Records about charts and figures
>> BEGIN
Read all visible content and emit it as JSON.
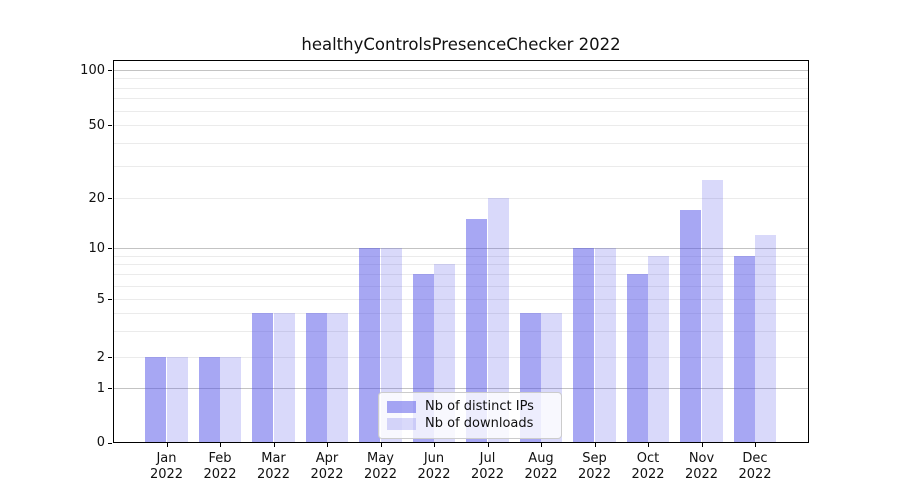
{
  "chart_data": {
    "type": "bar",
    "title": "healthyControlsPresenceChecker 2022",
    "categories": [
      "Jan",
      "Feb",
      "Mar",
      "Apr",
      "May",
      "Jun",
      "Jul",
      "Aug",
      "Sep",
      "Oct",
      "Nov",
      "Dec"
    ],
    "category_year": "2022",
    "series": [
      {
        "name": "Nb of distinct IPs",
        "color": "rgba(80,80,232,0.5)",
        "values": [
          2,
          2,
          4,
          4,
          10,
          7,
          15,
          4,
          10,
          7,
          17,
          9
        ]
      },
      {
        "name": "Nb of downloads",
        "color": "rgba(80,80,232,0.22)",
        "values": [
          2,
          2,
          4,
          4,
          10,
          8,
          20,
          4,
          10,
          9,
          25,
          12
        ]
      }
    ],
    "y_axis": {
      "scale": "symlog",
      "tick_labels": [
        "0",
        "1",
        "2",
        "5",
        "10",
        "20",
        "50",
        "100"
      ],
      "tick_values": [
        0,
        1,
        2,
        5,
        10,
        20,
        50,
        100
      ],
      "major_grid_values": [
        1,
        10,
        100
      ],
      "minor_grid_values": [
        2,
        3,
        4,
        5,
        6,
        7,
        8,
        9,
        20,
        30,
        40,
        50,
        60,
        70,
        80,
        90
      ],
      "range": [
        0,
        100
      ]
    },
    "legend": {
      "position": "lower-center-inside",
      "items": [
        "Nb of distinct IPs",
        "Nb of downloads"
      ]
    },
    "colors": {
      "bar_dark": "rgba(80,80,232,0.5)",
      "bar_light": "rgba(80,80,232,0.22)",
      "major_grid": "#c3c3c3",
      "minor_grid": "#ebebeb",
      "axis": "#000000",
      "text": "#111111",
      "background": "#ffffff"
    }
  }
}
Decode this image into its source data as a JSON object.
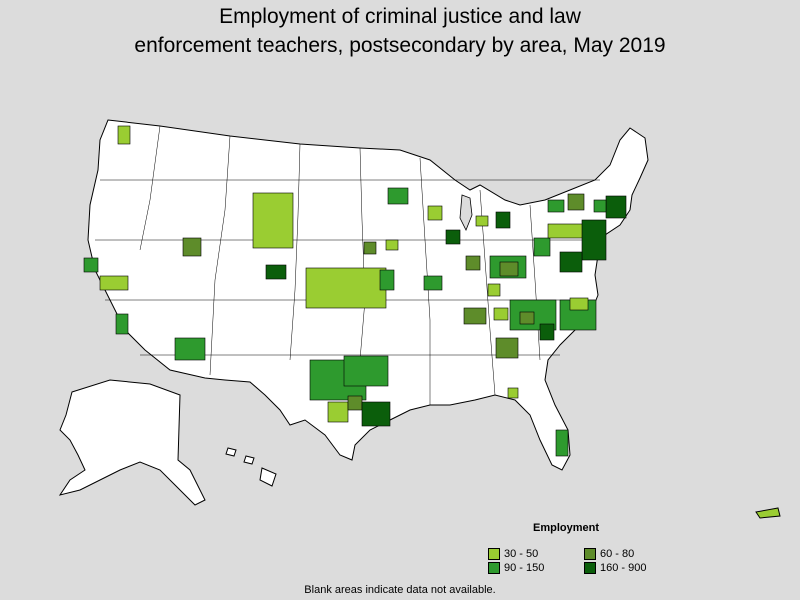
{
  "title_line1": "Employment of criminal justice and law",
  "title_line2": "enforcement teachers, postsecondary by area, May 2019",
  "legend": {
    "title": "Employment",
    "items": [
      {
        "label": "30 - 50",
        "color": "#9acd32"
      },
      {
        "label": "60 - 80",
        "color": "#5e8c2a"
      },
      {
        "label": "90 - 150",
        "color": "#2e9a2e"
      },
      {
        "label": "160 - 900",
        "color": "#0b5e0b"
      }
    ]
  },
  "note": "Blank areas indicate data not available.",
  "colors": {
    "background": "#dcdcdc",
    "land": "#ffffff",
    "border": "#000000"
  }
}
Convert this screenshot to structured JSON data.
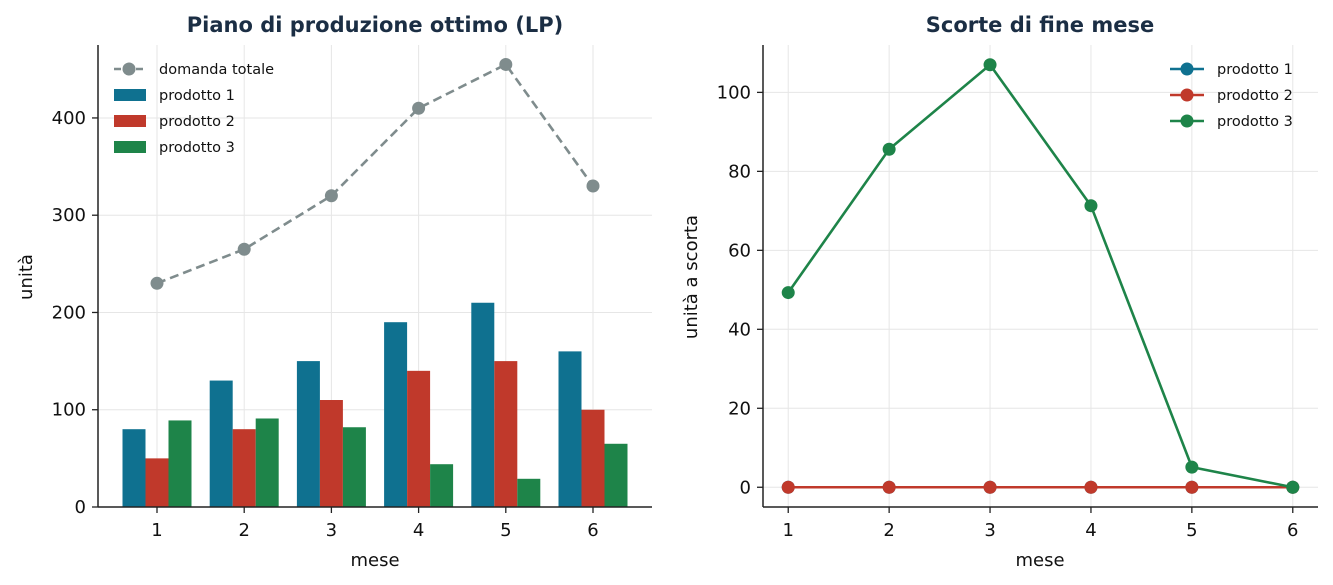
{
  "chart_data": [
    {
      "type": "bar",
      "title": "Piano di produzione ottimo (LP)",
      "xlabel": "mese",
      "ylabel": "unità",
      "categories": [
        "1",
        "2",
        "3",
        "4",
        "5",
        "6"
      ],
      "ylim": [
        0,
        475
      ],
      "yticks": [
        0,
        100,
        200,
        300,
        400
      ],
      "grid": true,
      "legend_position": "top-left",
      "series": [
        {
          "name": "prodotto 1",
          "type": "bar",
          "color": "#0f7190",
          "values": [
            80,
            130,
            150,
            190,
            210,
            160
          ]
        },
        {
          "name": "prodotto 2",
          "type": "bar",
          "color": "#c0392b",
          "values": [
            50,
            80,
            110,
            140,
            150,
            100
          ]
        },
        {
          "name": "prodotto 3",
          "type": "bar",
          "color": "#1e8449",
          "values": [
            89,
            91,
            82,
            44,
            29,
            65
          ]
        },
        {
          "name": "domanda totale",
          "type": "line",
          "style": "dashed",
          "color": "#7f8c8d",
          "values": [
            230,
            265,
            320,
            410,
            455,
            330
          ]
        }
      ]
    },
    {
      "type": "line",
      "title": "Scorte di fine mese",
      "xlabel": "mese",
      "ylabel": "unità a scorta",
      "x": [
        1,
        2,
        3,
        4,
        5,
        6
      ],
      "xlim": [
        0.75,
        6.25
      ],
      "ylim": [
        -5,
        112
      ],
      "yticks": [
        0,
        20,
        40,
        60,
        80,
        100
      ],
      "grid": true,
      "legend_position": "top-right",
      "series": [
        {
          "name": "prodotto 1",
          "color": "#0f7190",
          "values": [
            0,
            0,
            0,
            0,
            0,
            0
          ]
        },
        {
          "name": "prodotto 2",
          "color": "#c0392b",
          "values": [
            0,
            0,
            0,
            0,
            0,
            0
          ]
        },
        {
          "name": "prodotto 3",
          "color": "#1e8449",
          "values": [
            49.3,
            85.6,
            107,
            71.3,
            5.1,
            0
          ]
        }
      ]
    }
  ]
}
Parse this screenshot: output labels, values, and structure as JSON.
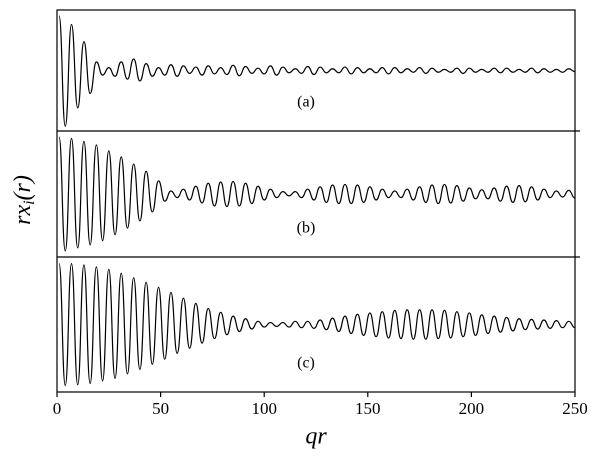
{
  "chart_data": {
    "type": "line",
    "xlabel": "qr",
    "ylabel": {
      "main": "rx",
      "sub": "i",
      "rest": "(r)"
    },
    "xlim": [
      0,
      250
    ],
    "xticks": [
      0,
      50,
      100,
      150,
      200,
      250
    ],
    "ylim": [
      -1,
      1
    ],
    "x": [
      1,
      4,
      7,
      10,
      13,
      16,
      19,
      22,
      25,
      28,
      31,
      34,
      37,
      40,
      43,
      46,
      49,
      52,
      55,
      58,
      61,
      64,
      67,
      70,
      73,
      76,
      79,
      82,
      85,
      88,
      91,
      94,
      97,
      100,
      103,
      106,
      109,
      112,
      115,
      118,
      121,
      124,
      127,
      130,
      133,
      136,
      139,
      142,
      145,
      148,
      151,
      154,
      157,
      160,
      163,
      166,
      169,
      172,
      175,
      178,
      181,
      184,
      187,
      190,
      193,
      196,
      199,
      202,
      205,
      208,
      211,
      214,
      217,
      220,
      223,
      226,
      229,
      232,
      235,
      238,
      241,
      244,
      247,
      250
    ],
    "series": [
      {
        "name": "(a)",
        "color": "#000000",
        "values": [
          0.95,
          -0.97,
          0.8,
          -0.65,
          0.5,
          -0.4,
          0.15,
          -0.08,
          0.05,
          -0.1,
          0.15,
          -0.15,
          0.2,
          -0.18,
          0.12,
          -0.1,
          0.05,
          -0.08,
          0.1,
          -0.1,
          0.08,
          -0.05,
          0.06,
          -0.08,
          0.08,
          -0.06,
          0.05,
          -0.07,
          0.09,
          -0.09,
          0.07,
          -0.05,
          0.04,
          -0.06,
          0.08,
          -0.08,
          0.06,
          -0.04,
          0.03,
          -0.05,
          0.07,
          -0.07,
          0.06,
          -0.04,
          0.03,
          -0.04,
          0.06,
          -0.06,
          0.05,
          -0.04,
          0.03,
          -0.04,
          0.05,
          -0.06,
          0.05,
          -0.04,
          0.03,
          -0.03,
          0.05,
          -0.05,
          0.04,
          -0.03,
          0.02,
          -0.03,
          0.04,
          -0.05,
          0.04,
          -0.03,
          0.02,
          -0.03,
          0.04,
          -0.04,
          0.04,
          -0.03,
          0.02,
          -0.03,
          0.04,
          -0.04,
          0.03,
          -0.03,
          0.02,
          -0.03,
          0.03,
          -0.02
        ]
      },
      {
        "name": "(b)",
        "color": "#000000",
        "values": [
          0.95,
          -0.95,
          0.93,
          -0.9,
          0.88,
          -0.85,
          0.82,
          -0.78,
          0.72,
          -0.68,
          0.62,
          -0.57,
          0.5,
          -0.45,
          0.38,
          -0.3,
          0.22,
          -0.12,
          0.05,
          -0.06,
          0.08,
          -0.1,
          0.13,
          -0.15,
          0.18,
          -0.2,
          0.2,
          -0.21,
          0.21,
          -0.2,
          0.18,
          -0.16,
          0.13,
          -0.1,
          0.08,
          -0.06,
          0.04,
          -0.03,
          0.04,
          -0.06,
          0.08,
          -0.1,
          0.12,
          -0.14,
          0.15,
          -0.16,
          0.16,
          -0.16,
          0.15,
          -0.14,
          0.12,
          -0.1,
          0.08,
          -0.06,
          0.05,
          -0.06,
          0.08,
          -0.1,
          0.12,
          -0.14,
          0.15,
          -0.16,
          0.16,
          -0.15,
          0.14,
          -0.12,
          0.1,
          -0.08,
          0.07,
          -0.08,
          0.1,
          -0.12,
          0.13,
          -0.14,
          0.14,
          -0.13,
          0.12,
          -0.1,
          0.08,
          -0.06,
          0.05,
          -0.05,
          0.06,
          -0.07
        ]
      },
      {
        "name": "(c)",
        "color": "#000000",
        "values": [
          0.95,
          -0.95,
          0.95,
          -0.94,
          0.93,
          -0.92,
          0.9,
          -0.88,
          0.86,
          -0.84,
          0.8,
          -0.77,
          0.73,
          -0.7,
          0.66,
          -0.62,
          0.58,
          -0.54,
          0.5,
          -0.45,
          0.41,
          -0.37,
          0.33,
          -0.29,
          0.25,
          -0.22,
          0.19,
          -0.16,
          0.13,
          -0.11,
          0.09,
          -0.07,
          0.05,
          -0.04,
          0.03,
          -0.03,
          0.03,
          -0.04,
          0.05,
          -0.05,
          0.05,
          -0.06,
          0.07,
          -0.08,
          0.1,
          -0.11,
          0.13,
          -0.14,
          0.16,
          -0.17,
          0.18,
          -0.19,
          0.2,
          -0.21,
          0.22,
          -0.22,
          0.23,
          -0.23,
          0.23,
          -0.23,
          0.23,
          -0.22,
          0.22,
          -0.21,
          0.2,
          -0.19,
          0.18,
          -0.17,
          0.15,
          -0.14,
          0.13,
          -0.12,
          0.11,
          -0.1,
          0.09,
          -0.08,
          0.08,
          -0.07,
          0.07,
          -0.06,
          0.06,
          -0.05,
          0.05,
          -0.05
        ]
      }
    ]
  }
}
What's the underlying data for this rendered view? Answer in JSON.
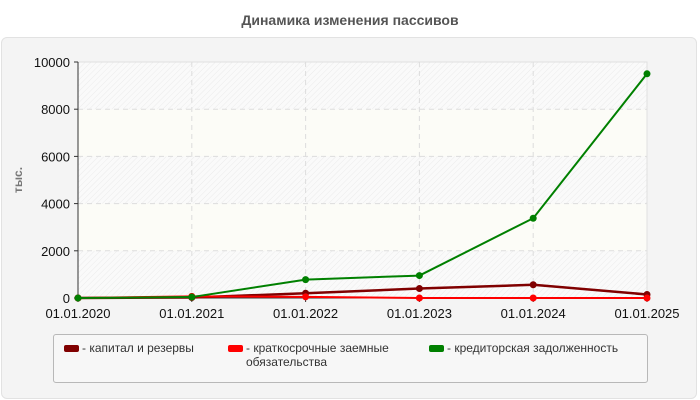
>> END
Work to do
Which lines in the records above contain the string "screenshot"? Copy each one.

Finished answer
Convert this screenshot to structured JSON data.
Parse this screenshot: output labels, values, and structure as JSON.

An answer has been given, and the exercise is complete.